--- begin Material shown ---

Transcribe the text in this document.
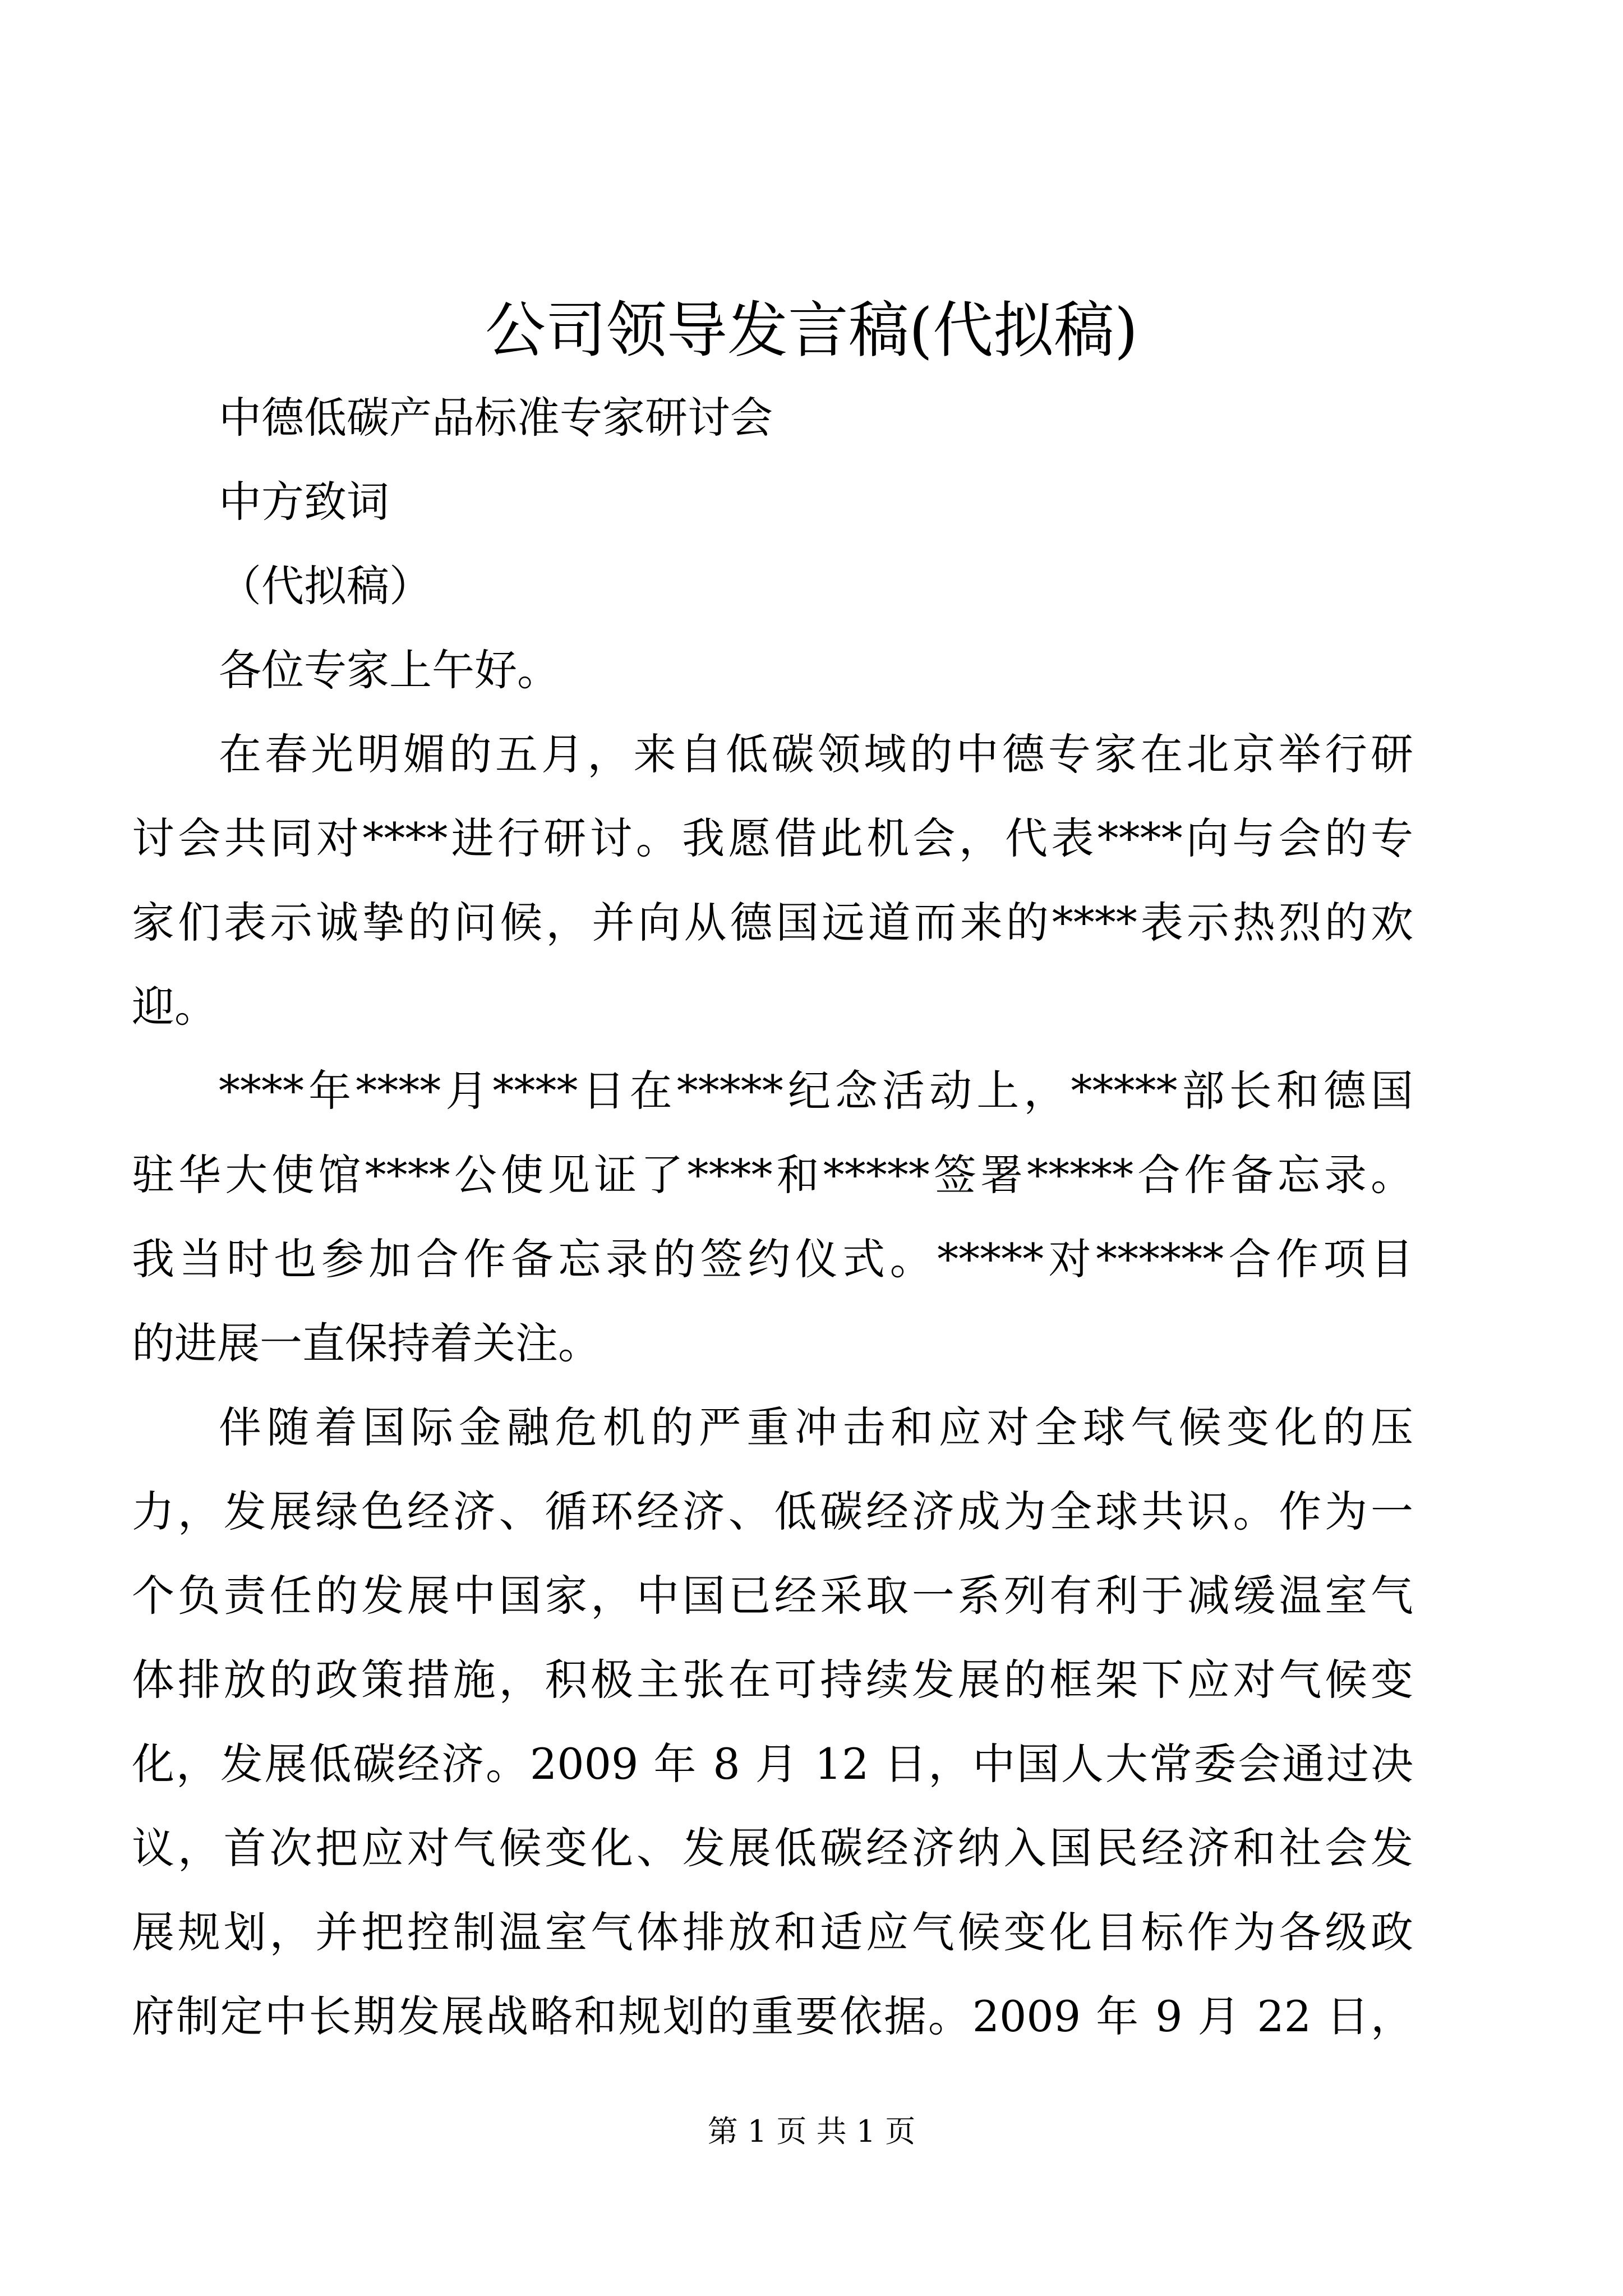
公司领导发言稿(代拟稿)

中德低碳产品标准专家研讨会

中方致词

（代拟稿）

各位专家上午好。

在春光明媚的五月，来自低碳领域的中德专家在北京举行研

讨会共同对****进行研讨。我愿借此机会，代表****向与会的专

家们表示诚挚的问候，并向从德国远道而来的****表示热烈的欢

迎。

****年****月****日在*****纪念活动上，*****部长和德国

驻华大使馆****公使见证了****和*****签署*****合作备忘录。

我当时也参加合作备忘录的签约仪式。*****对******合作项目

的进展一直保持着关注。

伴随着国际金融危机的严重冲击和应对全球气候变化的压

力，发展绿色经济、循环经济、低碳经济成为全球共识。作为一

个负责任的发展中国家，中国已经采取一系列有利于减缓温室气

体排放的政策措施，积极主张在可持续发展的框架下应对气候变

化，发展低碳经济。2009 年 8 月 12 日，中国人大常委会通过决

议，首次把应对气候变化、发展低碳经济纳入国民经济和社会发

展规划，并把控制温室气体排放和适应气候变化目标作为各级政

府制定中长期发展战略和规划的重要依据。2009 年 9 月 22 日，

第 1 页 共 1 页
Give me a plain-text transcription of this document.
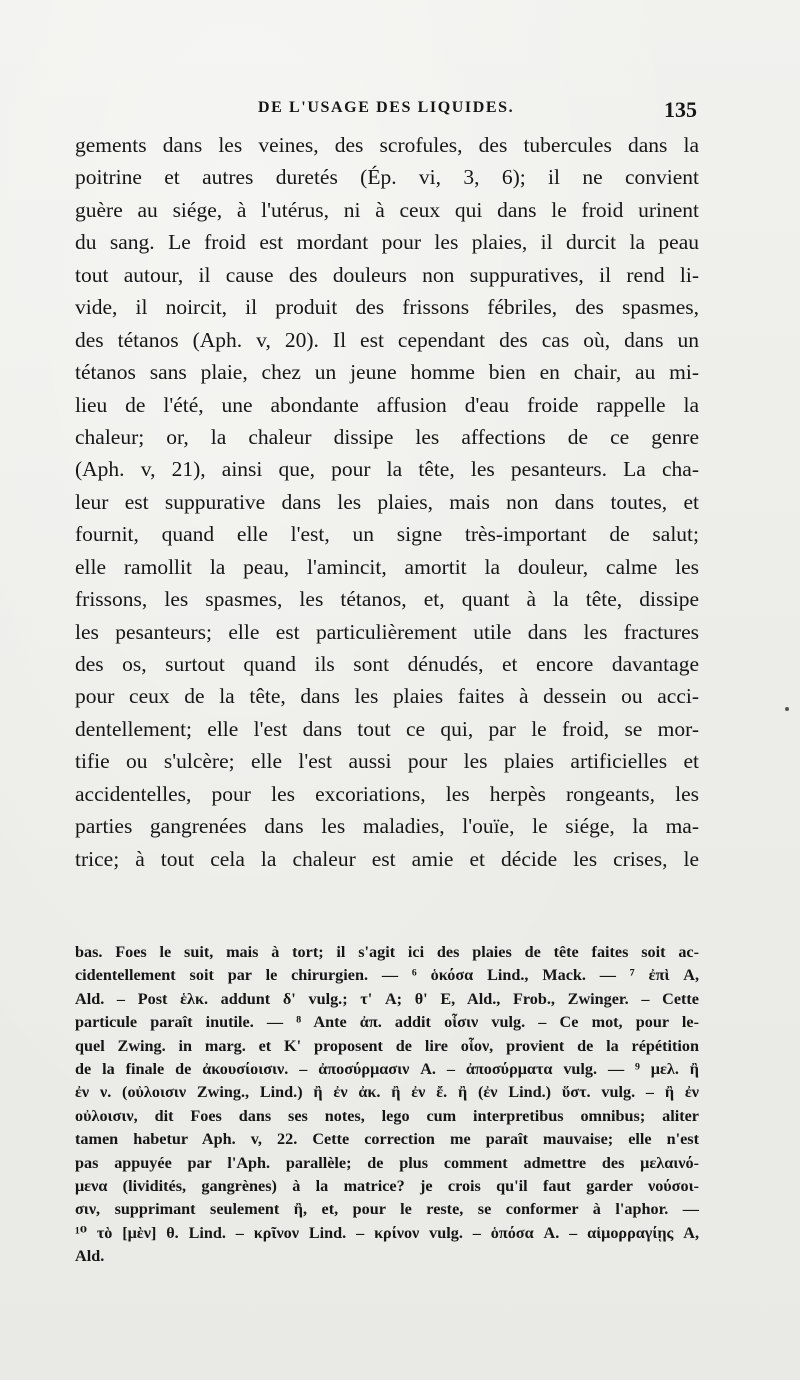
DE L'USAGE DES LIQUIDES.	135
gements dans les veines, des scrofules, des tubercules dans la
poitrine et autres duretés (Ép. vi, 3, 6); il ne convient
guère au siége, à l'utérus, ni à ceux qui dans le froid urinent
du sang. Le froid est mordant pour les plaies, il durcit la peau
tout autour, il cause des douleurs non suppuratives, il rend li-
vide, il noircit, il produit des frissons fébriles, des spasmes,
des tétanos (Aph. v, 20). Il est cependant des cas où, dans un
tétanos sans plaie, chez un jeune homme bien en chair, au mi-
lieu de l'été, une abondante affusion d'eau froide rappelle la
chaleur; or, la chaleur dissipe les affections de ce genre
(Aph. v, 21), ainsi que, pour la tête, les pesanteurs. La cha-
leur est suppurative dans les plaies, mais non dans toutes, et
fournit, quand elle l'est, un signe très-important de salut;
elle ramollit la peau, l'amincit, amortit la douleur, calme les
frissons, les spasmes, les tétanos, et, quant à la tête, dissipe
les pesanteurs; elle est particulièrement utile dans les fractures
des os, surtout quand ils sont dénudés, et encore davantage
pour ceux de la tête, dans les plaies faites à dessein ou acci-
dentellement; elle l'est dans tout ce qui, par le froid, se mor-
tifie ou s'ulcère; elle l'est aussi pour les plaies artificielles et
accidentelles, pour les excoriations, les herpès rongeants, les
parties gangrenées dans les maladies, l'ouïe, le siége, la ma-
trice; à tout cela la chaleur est amie et décide les crises, le
bas. Foes le suit, mais à tort; il s'agit ici des plaies de tête faites soit ac-
cidentellement soit par le chirurgien. — ⁶ ὁκόσα Lind., Mack. — ⁷ ἐπὶ A,
Ald. – Post ἑλκ. addunt δ' vulg.; τ' A; θ' E, Ald., Frob., Zwinger. – Cette
particule paraît inutile. — ⁸ Ante ἀπ. addit οἷσιν vulg. – Ce mot, pour le-
quel Zwing. in marg. et K' proposent de lire οἷον, provient de la répétition
de la finale de ἀκουσίοισιν. – ἀποσύρμασιν A. – ἀποσύρματα vulg. — ⁹ μελ. ἢ
ἐν ν. (οὐλοισιν Zwing., Lind.) ἢ ἐν ἀκ. ἢ ἐν ἔ. ἢ (ἐν Lind.) ὕστ. vulg. – ἢ ἐν
οὐλοισιν, dit Foes dans ses notes, lego cum interpretibus omnibus; aliter
tamen habetur Aph. v, 22. Cette correction me paraît mauvaise; elle n'est
pas appuyée par l'Aph. parallèle; de plus comment admettre des μελαινό-
μενα (lividités, gangrènes) à la matrice? je crois qu'il faut garder νούσοι-
σιν, supprimant seulement ἢ, et, pour le reste, se conformer à l'aphor. —
¹⁰ τὸ [μὲν] θ. Lind. – κρῖνον Lind. – κρίνον vulg. – ὁπόσα A. – αἱμορραγίῃς A,
Ald.
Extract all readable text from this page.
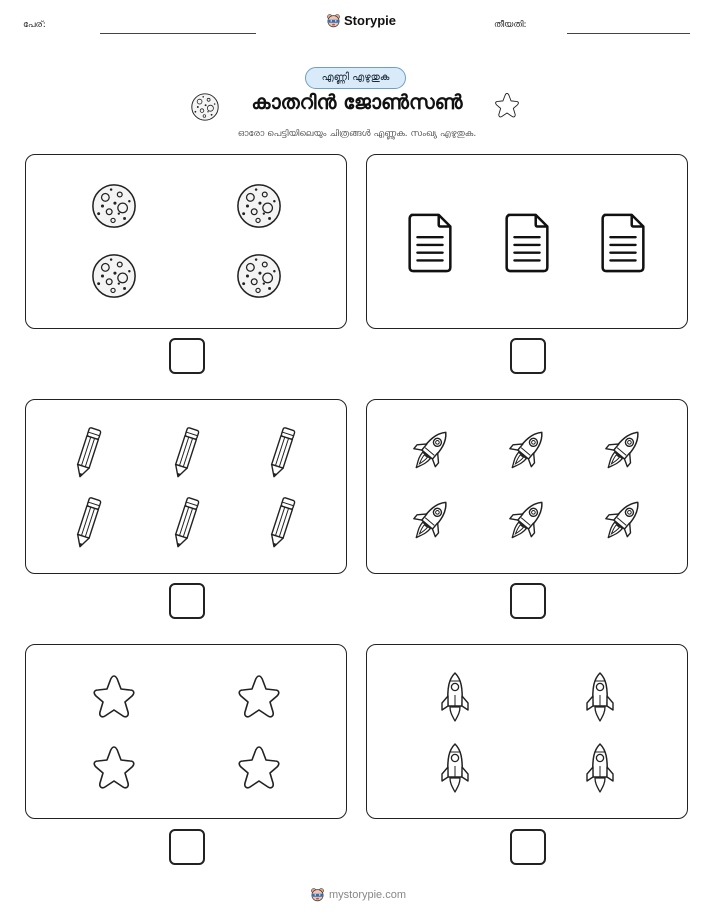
പേര്:	Storypie	തീയതി:
എണ്ണി എഴുതുക
കാതറിൻ ജോൺസൺ
ഓരോ പെട്ടിയിലെയും ചിത്രങ്ങൾ എണ്ണുക. സംഖ്യ എഴുതുക.
mystorypie.com
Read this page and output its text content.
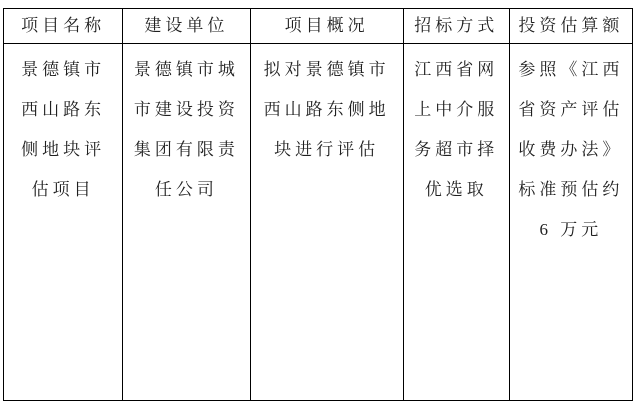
项目名称	建设单位	项目概况	招标方式	投资估算额

景德镇市
西山路东
侧地块评
估项目

景德镇市城
市建设投资
集团有限责
任公司

拟对景德镇市
西山路东侧地
块进行评估

江西省网
上中介服
务超市择
优选取

参照《江西
省资产评估
收费办法》
标准预估约
6 万元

--- end Material shown ---

Aim of the exercise: Pictures are left out; print exactly the lines from the one holding "Extract all readable text from this page." through the last line of the listing above, both included.

Result of the task:
Extract all readable text from this page.
പേര്:	Storypie	തീയതി:
എണ്ണി എഴുതുക
കാതറിൻ ജോൺസൺ
ഓരോ പെട്ടിയിലെയും ചിത്രങ്ങൾ എണ്ണുക. സംഖ്യ എഴുതുക.
mystorypie.com
Read this page and output its text content.
项目名称	建设单位	项目概况	招标方式	投资估算额

景德镇市
西山路东
侧地块评
估项目

景德镇市城
市建设投资
集团有限责
任公司

拟对景德镇市
西山路东侧地
块进行评估

江西省网
上中介服
务超市择
优选取

参照《江西
省资产评估
收费办法》
标准预估约
6 万元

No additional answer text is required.